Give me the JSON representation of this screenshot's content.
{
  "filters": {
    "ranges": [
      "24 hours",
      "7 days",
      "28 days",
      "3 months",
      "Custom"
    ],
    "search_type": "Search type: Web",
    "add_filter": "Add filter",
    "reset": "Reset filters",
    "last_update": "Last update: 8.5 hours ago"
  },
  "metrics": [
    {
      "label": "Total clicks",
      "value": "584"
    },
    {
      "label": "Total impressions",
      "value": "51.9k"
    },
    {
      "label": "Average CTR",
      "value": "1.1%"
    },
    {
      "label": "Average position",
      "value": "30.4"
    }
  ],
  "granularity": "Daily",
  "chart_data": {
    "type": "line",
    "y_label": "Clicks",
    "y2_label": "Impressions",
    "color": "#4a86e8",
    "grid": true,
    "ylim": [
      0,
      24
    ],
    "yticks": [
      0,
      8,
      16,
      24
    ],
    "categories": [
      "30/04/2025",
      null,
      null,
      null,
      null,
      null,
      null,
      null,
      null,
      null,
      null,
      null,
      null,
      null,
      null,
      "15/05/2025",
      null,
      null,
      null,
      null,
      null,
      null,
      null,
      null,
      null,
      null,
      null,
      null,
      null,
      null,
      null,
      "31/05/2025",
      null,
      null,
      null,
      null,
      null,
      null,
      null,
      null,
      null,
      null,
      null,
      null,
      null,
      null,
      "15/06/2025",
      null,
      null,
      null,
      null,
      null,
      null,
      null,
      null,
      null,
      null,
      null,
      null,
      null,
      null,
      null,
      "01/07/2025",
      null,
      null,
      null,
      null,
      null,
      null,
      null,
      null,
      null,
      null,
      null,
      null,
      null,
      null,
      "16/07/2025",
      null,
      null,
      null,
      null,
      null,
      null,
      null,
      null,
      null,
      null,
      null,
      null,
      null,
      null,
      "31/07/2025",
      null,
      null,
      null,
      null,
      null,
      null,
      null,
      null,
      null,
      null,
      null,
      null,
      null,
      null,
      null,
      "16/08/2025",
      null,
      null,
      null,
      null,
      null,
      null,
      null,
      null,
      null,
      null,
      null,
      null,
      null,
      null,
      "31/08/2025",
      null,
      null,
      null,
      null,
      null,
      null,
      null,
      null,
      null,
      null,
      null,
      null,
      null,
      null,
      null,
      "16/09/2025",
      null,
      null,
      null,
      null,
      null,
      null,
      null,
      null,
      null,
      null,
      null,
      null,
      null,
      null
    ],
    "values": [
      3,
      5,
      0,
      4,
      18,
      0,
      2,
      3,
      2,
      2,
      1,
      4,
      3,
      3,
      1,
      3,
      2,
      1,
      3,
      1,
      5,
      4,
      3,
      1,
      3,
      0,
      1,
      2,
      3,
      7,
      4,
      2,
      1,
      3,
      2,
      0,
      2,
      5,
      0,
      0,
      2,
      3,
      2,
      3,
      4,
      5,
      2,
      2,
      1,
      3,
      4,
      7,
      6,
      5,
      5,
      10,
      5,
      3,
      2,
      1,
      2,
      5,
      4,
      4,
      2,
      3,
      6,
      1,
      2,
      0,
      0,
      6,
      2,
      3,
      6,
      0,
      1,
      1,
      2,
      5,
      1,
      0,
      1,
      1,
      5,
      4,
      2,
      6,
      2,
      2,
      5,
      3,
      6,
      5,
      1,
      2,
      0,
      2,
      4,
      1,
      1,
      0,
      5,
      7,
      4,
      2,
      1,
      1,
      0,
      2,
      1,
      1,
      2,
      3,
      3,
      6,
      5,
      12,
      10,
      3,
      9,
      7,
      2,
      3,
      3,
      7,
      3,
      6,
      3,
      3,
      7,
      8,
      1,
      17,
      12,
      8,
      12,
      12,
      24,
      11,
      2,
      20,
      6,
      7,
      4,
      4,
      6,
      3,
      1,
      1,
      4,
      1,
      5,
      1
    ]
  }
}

────────────────

__Problem details__
Extract all of the data above without altering anything.

__Exercise response__
Give me the JSON representation of this screenshot's content.
{
  "filters": {
    "ranges": [
      "24 hours",
      "7 days",
      "28 days",
      "3 months",
      "Custom"
    ],
    "search_type": "Search type: Web",
    "add_filter": "Add filter",
    "reset": "Reset filters",
    "last_update": "Last update: 8.5 hours ago"
  },
  "metrics": [
    {
      "label": "Total clicks",
      "value": "584"
    },
    {
      "label": "Total impressions",
      "value": "51.9k"
    },
    {
      "label": "Average CTR",
      "value": "1.1%"
    },
    {
      "label": "Average position",
      "value": "30.4"
    }
  ],
  "granularity": "Daily",
  "chart_data": {
    "type": "line",
    "y_label": "Clicks",
    "y2_label": "Impressions",
    "color": "#4a86e8",
    "grid": true,
    "ylim": [
      0,
      24
    ],
    "yticks": [
      0,
      8,
      16,
      24
    ],
    "categories": [
      "30/04/2025",
      null,
      null,
      null,
      null,
      null,
      null,
      null,
      null,
      null,
      null,
      null,
      null,
      null,
      null,
      "15/05/2025",
      null,
      null,
      null,
      null,
      null,
      null,
      null,
      null,
      null,
      null,
      null,
      null,
      null,
      null,
      null,
      "31/05/2025",
      null,
      null,
      null,
      null,
      null,
      null,
      null,
      null,
      null,
      null,
      null,
      null,
      null,
      null,
      "15/06/2025",
      null,
      null,
      null,
      null,
      null,
      null,
      null,
      null,
      null,
      null,
      null,
      null,
      null,
      null,
      null,
      "01/07/2025",
      null,
      null,
      null,
      null,
      null,
      null,
      null,
      null,
      null,
      null,
      null,
      null,
      null,
      null,
      "16/07/2025",
      null,
      null,
      null,
      null,
      null,
      null,
      null,
      null,
      null,
      null,
      null,
      null,
      null,
      null,
      "31/07/2025",
      null,
      null,
      null,
      null,
      null,
      null,
      null,
      null,
      null,
      null,
      null,
      null,
      null,
      null,
      null,
      "16/08/2025",
      null,
      null,
      null,
      null,
      null,
      null,
      null,
      null,
      null,
      null,
      null,
      null,
      null,
      null,
      "31/08/2025",
      null,
      null,
      null,
      null,
      null,
      null,
      null,
      null,
      null,
      null,
      null,
      null,
      null,
      null,
      null,
      "16/09/2025",
      null,
      null,
      null,
      null,
      null,
      null,
      null,
      null,
      null,
      null,
      null,
      null,
      null,
      null
    ],
    "values": [
      3,
      5,
      0,
      4,
      18,
      0,
      2,
      3,
      2,
      2,
      1,
      4,
      3,
      3,
      1,
      3,
      2,
      1,
      3,
      1,
      5,
      4,
      3,
      1,
      3,
      0,
      1,
      2,
      3,
      7,
      4,
      2,
      1,
      3,
      2,
      0,
      2,
      5,
      0,
      0,
      2,
      3,
      2,
      3,
      4,
      5,
      2,
      2,
      1,
      3,
      4,
      7,
      6,
      5,
      5,
      10,
      5,
      3,
      2,
      1,
      2,
      5,
      4,
      4,
      2,
      3,
      6,
      1,
      2,
      0,
      0,
      6,
      2,
      3,
      6,
      0,
      1,
      1,
      2,
      5,
      1,
      0,
      1,
      1,
      5,
      4,
      2,
      6,
      2,
      2,
      5,
      3,
      6,
      5,
      1,
      2,
      0,
      2,
      4,
      1,
      1,
      0,
      5,
      7,
      4,
      2,
      1,
      1,
      0,
      2,
      1,
      1,
      2,
      3,
      3,
      6,
      5,
      12,
      10,
      3,
      9,
      7,
      2,
      3,
      3,
      7,
      3,
      6,
      3,
      3,
      7,
      8,
      1,
      17,
      12,
      8,
      12,
      12,
      24,
      11,
      2,
      20,
      6,
      7,
      4,
      4,
      6,
      3,
      1,
      1,
      4,
      1,
      5,
      1
    ]
  }
}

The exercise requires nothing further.